_Exercise_
All of the data should be output character for character, except the pictures.

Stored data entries
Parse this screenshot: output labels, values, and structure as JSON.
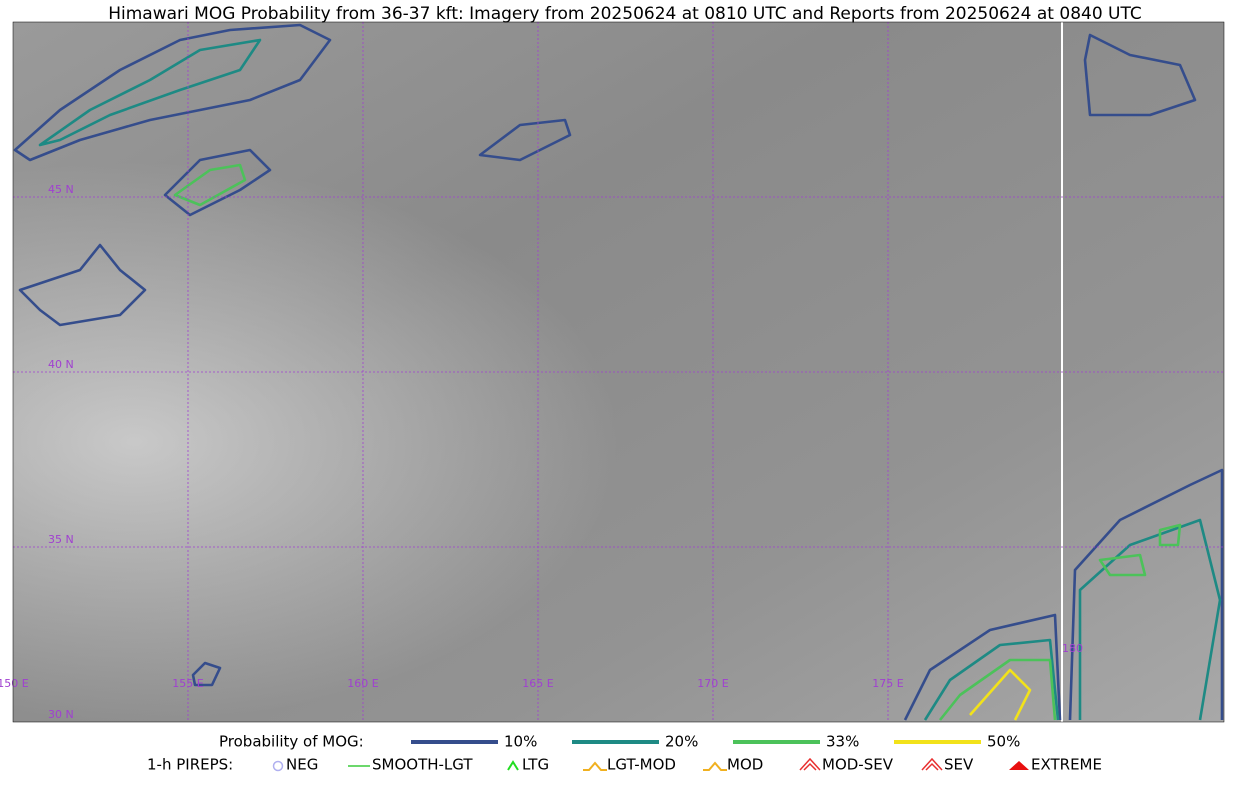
{
  "title": "Himawari MOG Probability from 36-37 kft: Imagery from 20250624 at 0810 UTC and Reports from 20250624 at 0840 UTC",
  "map": {
    "lat_labels": [
      "45 N",
      "40 N",
      "35 N",
      "30 N"
    ],
    "lon_labels": [
      "150 E",
      "155 E",
      "160 E",
      "165 E",
      "170 E",
      "175 E",
      "180"
    ]
  },
  "legend": {
    "mog_label": "Probability of MOG:",
    "mog_levels": [
      {
        "label": "10%",
        "color": "#354d8c"
      },
      {
        "label": "20%",
        "color": "#1e8a84"
      },
      {
        "label": "33%",
        "color": "#4cc25a"
      },
      {
        "label": "50%",
        "color": "#f2e21a"
      }
    ],
    "pirep_label": "1-h PIREPS:",
    "pireps": [
      {
        "label": "NEG",
        "color": "#b0b0f0"
      },
      {
        "label": "SMOOTH-LGT",
        "color": "#3ccc3c"
      },
      {
        "label": "LTG",
        "color": "#22dd22"
      },
      {
        "label": "LGT-MOD",
        "color": "#f0b020"
      },
      {
        "label": "MOD",
        "color": "#f0b020"
      },
      {
        "label": "MOD-SEV",
        "color": "#e83030"
      },
      {
        "label": "SEV",
        "color": "#e83030"
      },
      {
        "label": "EXTREME",
        "color": "#e81010"
      }
    ]
  }
}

_Answer in full_
Parse this screenshot: output labels, values, and structure as JSON.
{
  "title": "Himawari MOG Probability from 36-37 kft: Imagery from 20250624 at 0810 UTC and Reports from 20250624 at 0840 UTC",
  "map": {
    "lat_labels": [
      "45 N",
      "40 N",
      "35 N",
      "30 N"
    ],
    "lon_labels": [
      "150 E",
      "155 E",
      "160 E",
      "165 E",
      "170 E",
      "175 E",
      "180"
    ]
  },
  "legend": {
    "mog_label": "Probability of MOG:",
    "mog_levels": [
      {
        "label": "10%",
        "color": "#354d8c"
      },
      {
        "label": "20%",
        "color": "#1e8a84"
      },
      {
        "label": "33%",
        "color": "#4cc25a"
      },
      {
        "label": "50%",
        "color": "#f2e21a"
      }
    ],
    "pirep_label": "1-h PIREPS:",
    "pireps": [
      {
        "label": "NEG",
        "color": "#b0b0f0"
      },
      {
        "label": "SMOOTH-LGT",
        "color": "#3ccc3c"
      },
      {
        "label": "LTG",
        "color": "#22dd22"
      },
      {
        "label": "LGT-MOD",
        "color": "#f0b020"
      },
      {
        "label": "MOD",
        "color": "#f0b020"
      },
      {
        "label": "MOD-SEV",
        "color": "#e83030"
      },
      {
        "label": "SEV",
        "color": "#e83030"
      },
      {
        "label": "EXTREME",
        "color": "#e81010"
      }
    ]
  }
}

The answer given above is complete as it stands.